▶ [What to produce]: Your task is to reproduce the material exactly.

········

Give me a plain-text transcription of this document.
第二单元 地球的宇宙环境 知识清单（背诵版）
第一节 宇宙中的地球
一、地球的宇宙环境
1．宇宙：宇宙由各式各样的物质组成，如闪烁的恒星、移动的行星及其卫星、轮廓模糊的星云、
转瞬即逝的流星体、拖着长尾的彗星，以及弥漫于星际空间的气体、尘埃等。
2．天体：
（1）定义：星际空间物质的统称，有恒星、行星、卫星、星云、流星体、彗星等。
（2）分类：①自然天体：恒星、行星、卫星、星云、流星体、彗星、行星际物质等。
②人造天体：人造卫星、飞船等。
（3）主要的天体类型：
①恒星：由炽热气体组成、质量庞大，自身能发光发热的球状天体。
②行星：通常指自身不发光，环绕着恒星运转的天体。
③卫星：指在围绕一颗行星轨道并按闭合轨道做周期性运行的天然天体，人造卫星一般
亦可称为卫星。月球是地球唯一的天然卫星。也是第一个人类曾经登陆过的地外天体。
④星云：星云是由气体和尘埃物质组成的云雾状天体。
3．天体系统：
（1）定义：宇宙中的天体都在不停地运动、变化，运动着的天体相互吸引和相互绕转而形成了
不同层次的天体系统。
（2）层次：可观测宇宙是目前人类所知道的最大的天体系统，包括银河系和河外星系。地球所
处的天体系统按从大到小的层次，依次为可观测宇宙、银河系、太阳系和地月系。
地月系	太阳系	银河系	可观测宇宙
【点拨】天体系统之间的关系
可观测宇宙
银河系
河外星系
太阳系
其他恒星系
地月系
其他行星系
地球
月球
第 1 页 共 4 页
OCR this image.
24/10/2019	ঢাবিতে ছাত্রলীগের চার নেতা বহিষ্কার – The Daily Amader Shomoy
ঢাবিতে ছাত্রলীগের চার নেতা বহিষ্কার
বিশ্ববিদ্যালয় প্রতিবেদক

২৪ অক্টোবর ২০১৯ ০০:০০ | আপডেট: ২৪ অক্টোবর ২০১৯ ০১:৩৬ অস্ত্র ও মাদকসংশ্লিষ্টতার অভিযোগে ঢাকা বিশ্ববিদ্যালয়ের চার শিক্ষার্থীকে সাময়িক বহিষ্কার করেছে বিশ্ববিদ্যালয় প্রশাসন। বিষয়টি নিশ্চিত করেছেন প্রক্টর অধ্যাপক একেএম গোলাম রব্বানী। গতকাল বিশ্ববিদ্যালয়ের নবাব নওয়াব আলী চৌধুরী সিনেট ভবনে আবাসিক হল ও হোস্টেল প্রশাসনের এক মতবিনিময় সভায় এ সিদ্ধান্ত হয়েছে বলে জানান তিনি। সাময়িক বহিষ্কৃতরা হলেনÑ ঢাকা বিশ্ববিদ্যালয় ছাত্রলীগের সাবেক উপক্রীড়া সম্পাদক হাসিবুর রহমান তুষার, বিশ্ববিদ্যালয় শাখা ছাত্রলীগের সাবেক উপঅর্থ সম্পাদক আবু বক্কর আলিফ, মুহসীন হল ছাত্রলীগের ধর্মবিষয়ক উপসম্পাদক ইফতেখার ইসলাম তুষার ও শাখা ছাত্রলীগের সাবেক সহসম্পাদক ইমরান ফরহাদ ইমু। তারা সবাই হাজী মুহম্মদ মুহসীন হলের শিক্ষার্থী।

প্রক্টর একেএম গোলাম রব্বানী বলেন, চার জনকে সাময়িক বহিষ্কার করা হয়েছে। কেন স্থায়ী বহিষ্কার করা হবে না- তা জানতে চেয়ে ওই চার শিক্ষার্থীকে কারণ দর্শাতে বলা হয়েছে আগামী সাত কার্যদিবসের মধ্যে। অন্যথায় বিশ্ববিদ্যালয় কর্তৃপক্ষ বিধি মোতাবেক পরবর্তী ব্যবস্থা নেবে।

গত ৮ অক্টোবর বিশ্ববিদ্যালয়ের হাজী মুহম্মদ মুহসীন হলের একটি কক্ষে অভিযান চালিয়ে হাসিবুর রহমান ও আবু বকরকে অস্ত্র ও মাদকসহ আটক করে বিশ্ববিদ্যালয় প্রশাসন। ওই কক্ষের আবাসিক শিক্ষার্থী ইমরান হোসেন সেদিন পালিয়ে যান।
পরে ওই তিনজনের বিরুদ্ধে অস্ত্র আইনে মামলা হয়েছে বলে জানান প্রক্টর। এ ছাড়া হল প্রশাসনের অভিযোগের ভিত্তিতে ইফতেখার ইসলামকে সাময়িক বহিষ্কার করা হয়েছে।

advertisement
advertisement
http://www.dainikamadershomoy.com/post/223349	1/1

········

▶ [Solution for this task]:
Give me a plain-text transcription of this document.
第二单元 地球的宇宙环境 知识清单（背诵版）
第一节 宇宙中的地球
一、地球的宇宙环境
1．宇宙：宇宙由各式各样的物质组成，如闪烁的恒星、移动的行星及其卫星、轮廓模糊的星云、
转瞬即逝的流星体、拖着长尾的彗星，以及弥漫于星际空间的气体、尘埃等。
2．天体：
（1）定义：星际空间物质的统称，有恒星、行星、卫星、星云、流星体、彗星等。
（2）分类：①自然天体：恒星、行星、卫星、星云、流星体、彗星、行星际物质等。
②人造天体：人造卫星、飞船等。
（3）主要的天体类型：
①恒星：由炽热气体组成、质量庞大，自身能发光发热的球状天体。
②行星：通常指自身不发光，环绕着恒星运转的天体。
③卫星：指在围绕一颗行星轨道并按闭合轨道做周期性运行的天然天体，人造卫星一般
亦可称为卫星。月球是地球唯一的天然卫星。也是第一个人类曾经登陆过的地外天体。
④星云：星云是由气体和尘埃物质组成的云雾状天体。
3．天体系统：
（1）定义：宇宙中的天体都在不停地运动、变化，运动着的天体相互吸引和相互绕转而形成了
不同层次的天体系统。
（2）层次：可观测宇宙是目前人类所知道的最大的天体系统，包括银河系和河外星系。地球所
处的天体系统按从大到小的层次，依次为可观测宇宙、银河系、太阳系和地月系。
地月系	太阳系	银河系	可观测宇宙
【点拨】天体系统之间的关系
可观测宇宙
银河系
河外星系
太阳系
其他恒星系
地月系
其他行星系
地球
月球
第 1 页 共 4 页
OCR this image.
24/10/2019	ঢাবিতে ছাত্রলীগের চার নেতা বহিষ্কার – The Daily Amader Shomoy
ঢাবিতে ছাত্রলীগের চার নেতা বহিষ্কার
বিশ্ববিদ্যালয় প্রতিবেদক

২৪ অক্টোবর ২০১৯ ০০:০০ | আপডেট: ২৪ অক্টোবর ২০১৯ ০১:৩৬ অস্ত্র ও মাদকসংশ্লিষ্টতার অভিযোগে ঢাকা বিশ্ববিদ্যালয়ের চার শিক্ষার্থীকে সাময়িক বহিষ্কার করেছে বিশ্ববিদ্যালয় প্রশাসন। বিষয়টি নিশ্চিত করেছেন প্রক্টর অধ্যাপক একেএম গোলাম রব্বানী। গতকাল বিশ্ববিদ্যালয়ের নবাব নওয়াব আলী চৌধুরী সিনেট ভবনে আবাসিক হল ও হোস্টেল প্রশাসনের এক মতবিনিময় সভায় এ সিদ্ধান্ত হয়েছে বলে জানান তিনি। সাময়িক বহিষ্কৃতরা হলেনÑ ঢাকা বিশ্ববিদ্যালয় ছাত্রলীগের সাবেক উপক্রীড়া সম্পাদক হাসিবুর রহমান তুষার, বিশ্ববিদ্যালয় শাখা ছাত্রলীগের সাবেক উপঅর্থ সম্পাদক আবু বক্কর আলিফ, মুহসীন হল ছাত্রলীগের ধর্মবিষয়ক উপসম্পাদক ইফতেখার ইসলাম তুষার ও শাখা ছাত্রলীগের সাবেক সহসম্পাদক ইমরান ফরহাদ ইমু। তারা সবাই হাজী মুহম্মদ মুহসীন হলের শিক্ষার্থী।

প্রক্টর একেএম গোলাম রব্বানী বলেন, চার জনকে সাময়িক বহিষ্কার করা হয়েছে। কেন স্থায়ী বহিষ্কার করা হবে না- তা জানতে চেয়ে ওই চার শিক্ষার্থীকে কারণ দর্শাতে বলা হয়েছে আগামী সাত কার্যদিবসের মধ্যে। অন্যথায় বিশ্ববিদ্যালয় কর্তৃপক্ষ বিধি মোতাবেক পরবর্তী ব্যবস্থা নেবে।

গত ৮ অক্টোবর বিশ্ববিদ্যালয়ের হাজী মুহম্মদ মুহসীন হলের একটি কক্ষে অভিযান চালিয়ে হাসিবুর রহমান ও আবু বকরকে অস্ত্র ও মাদকসহ আটক করে বিশ্ববিদ্যালয় প্রশাসন। ওই কক্ষের আবাসিক শিক্ষার্থী ইমরান হোসেন সেদিন পালিয়ে যান।
পরে ওই তিনজনের বিরুদ্ধে অস্ত্র আইনে মামলা হয়েছে বলে জানান প্রক্টর। এ ছাড়া হল প্রশাসনের অভিযোগের ভিত্তিতে ইফতেখার ইসলামকে সাময়িক বহিষ্কার করা হয়েছে।

advertisement
advertisement
http://www.dainikamadershomoy.com/post/223349	1/1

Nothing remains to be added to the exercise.